From the entries below, list each line with "chápat".

— Start —

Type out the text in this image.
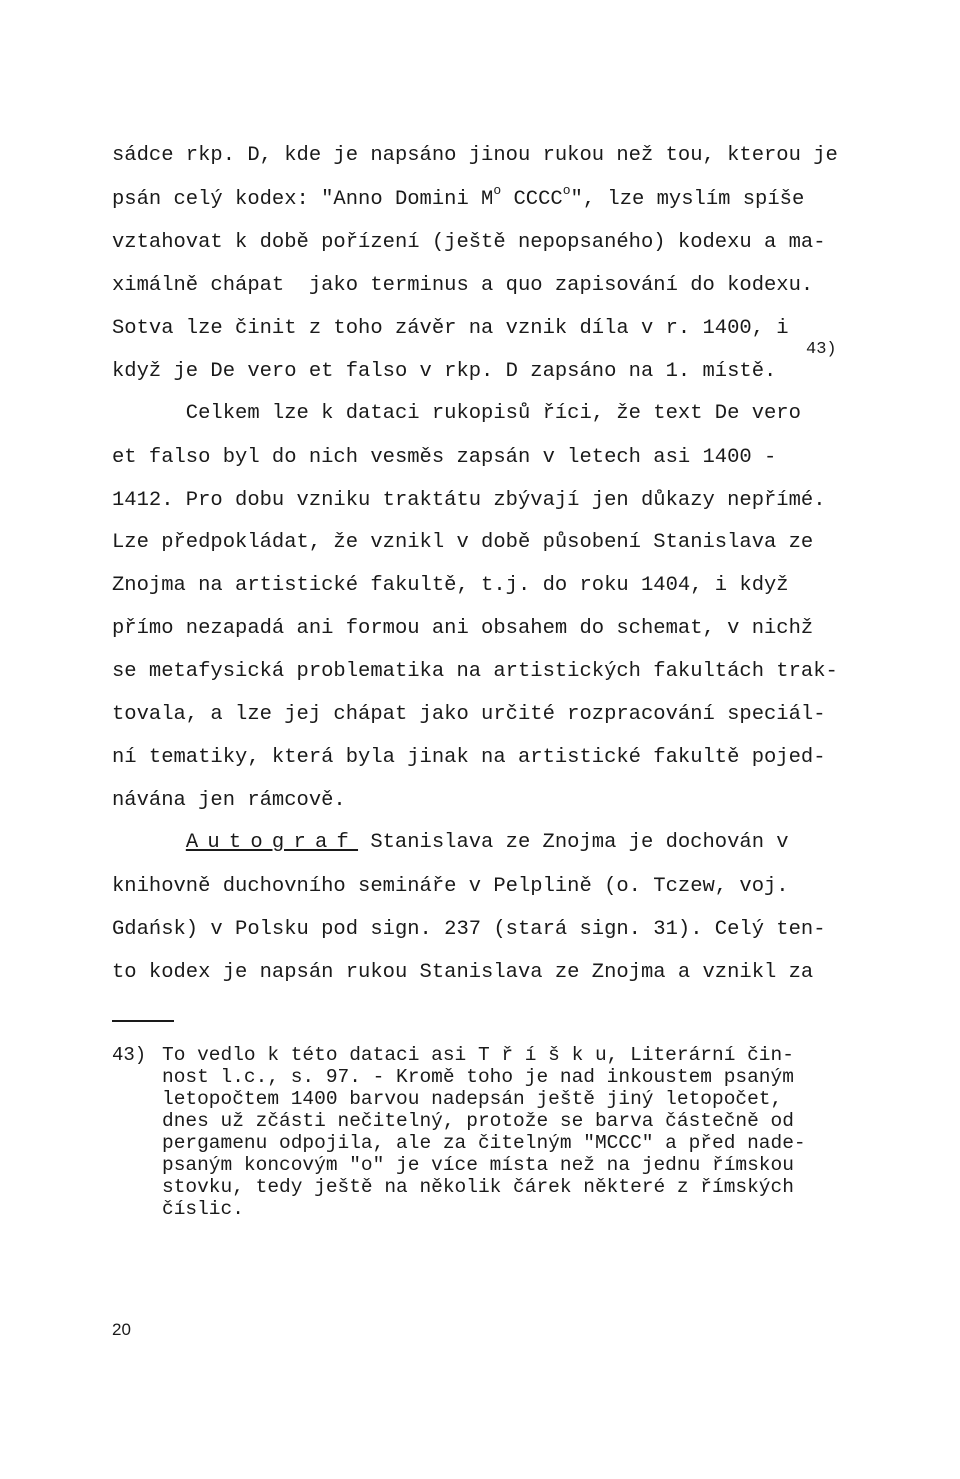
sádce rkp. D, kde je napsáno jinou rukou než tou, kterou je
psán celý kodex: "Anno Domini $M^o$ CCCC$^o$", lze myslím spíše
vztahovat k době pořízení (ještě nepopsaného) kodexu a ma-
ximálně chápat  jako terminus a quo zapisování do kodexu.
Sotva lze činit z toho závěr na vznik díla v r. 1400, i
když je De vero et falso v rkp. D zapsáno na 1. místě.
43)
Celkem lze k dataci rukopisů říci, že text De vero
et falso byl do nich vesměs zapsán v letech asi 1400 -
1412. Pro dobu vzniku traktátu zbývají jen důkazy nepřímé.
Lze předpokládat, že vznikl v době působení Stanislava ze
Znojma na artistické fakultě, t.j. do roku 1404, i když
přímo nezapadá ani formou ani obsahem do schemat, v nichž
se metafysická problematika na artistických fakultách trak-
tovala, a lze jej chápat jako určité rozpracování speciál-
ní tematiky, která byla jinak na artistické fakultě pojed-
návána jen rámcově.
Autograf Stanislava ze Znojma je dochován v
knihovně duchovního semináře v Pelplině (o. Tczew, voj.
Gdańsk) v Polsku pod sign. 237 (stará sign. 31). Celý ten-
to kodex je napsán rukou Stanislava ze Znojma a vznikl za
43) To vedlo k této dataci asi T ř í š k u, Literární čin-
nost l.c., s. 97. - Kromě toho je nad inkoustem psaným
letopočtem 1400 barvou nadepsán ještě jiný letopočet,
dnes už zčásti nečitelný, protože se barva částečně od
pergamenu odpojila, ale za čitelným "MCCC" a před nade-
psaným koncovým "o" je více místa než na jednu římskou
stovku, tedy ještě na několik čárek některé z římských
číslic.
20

— End —
— Start —

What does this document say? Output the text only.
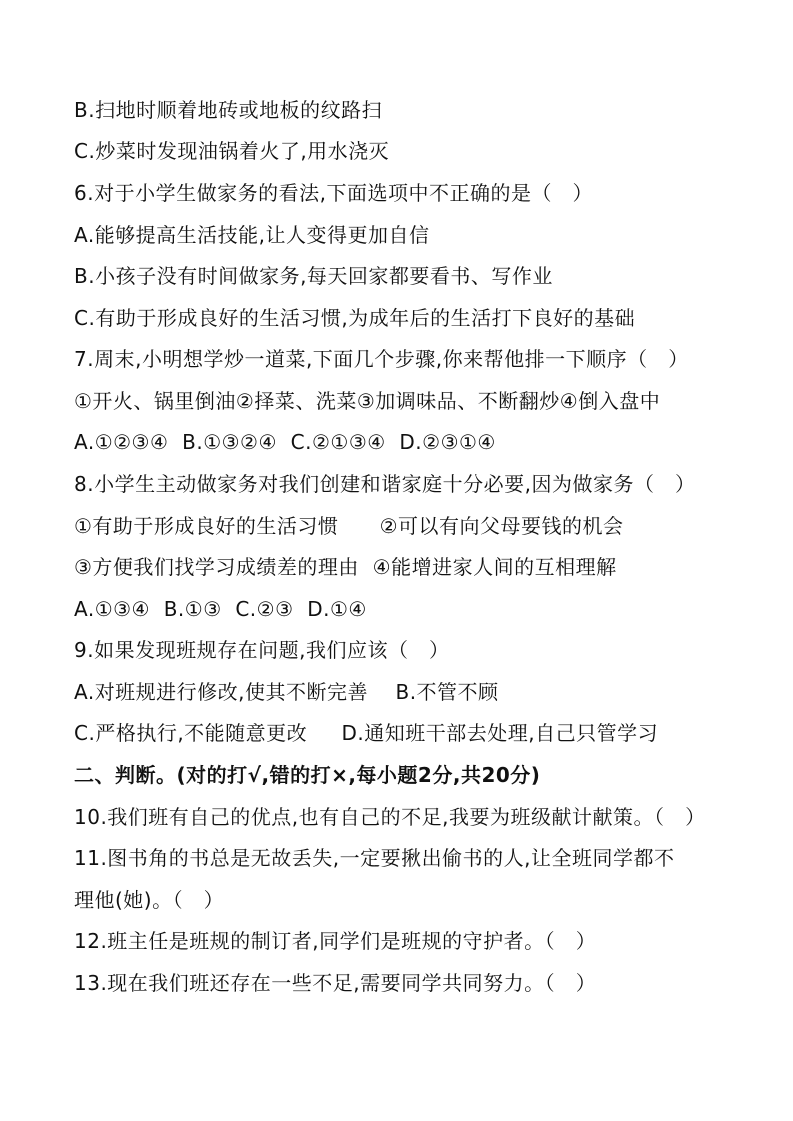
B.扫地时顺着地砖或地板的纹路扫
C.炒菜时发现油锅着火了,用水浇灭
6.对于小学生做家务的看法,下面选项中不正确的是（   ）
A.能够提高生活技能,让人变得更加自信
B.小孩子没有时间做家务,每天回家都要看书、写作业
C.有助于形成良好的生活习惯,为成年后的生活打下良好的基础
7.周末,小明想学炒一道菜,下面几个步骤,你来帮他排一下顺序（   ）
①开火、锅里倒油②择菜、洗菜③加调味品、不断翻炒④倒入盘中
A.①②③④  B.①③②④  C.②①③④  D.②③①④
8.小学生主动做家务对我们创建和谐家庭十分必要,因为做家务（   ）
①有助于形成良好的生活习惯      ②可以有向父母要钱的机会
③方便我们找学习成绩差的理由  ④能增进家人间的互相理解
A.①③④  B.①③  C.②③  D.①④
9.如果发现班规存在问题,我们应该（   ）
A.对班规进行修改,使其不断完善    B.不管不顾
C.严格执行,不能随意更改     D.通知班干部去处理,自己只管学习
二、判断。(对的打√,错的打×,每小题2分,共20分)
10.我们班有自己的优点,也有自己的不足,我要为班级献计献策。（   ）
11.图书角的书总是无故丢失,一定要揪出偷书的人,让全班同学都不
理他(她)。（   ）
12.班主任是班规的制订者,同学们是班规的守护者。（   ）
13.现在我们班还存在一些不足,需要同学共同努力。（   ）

— End —

### [The answer]
ximálně chápat  jako terminus a quo zapisování do kodexu.
tovala, a lze jej chápat jako určité rozpracování speciál-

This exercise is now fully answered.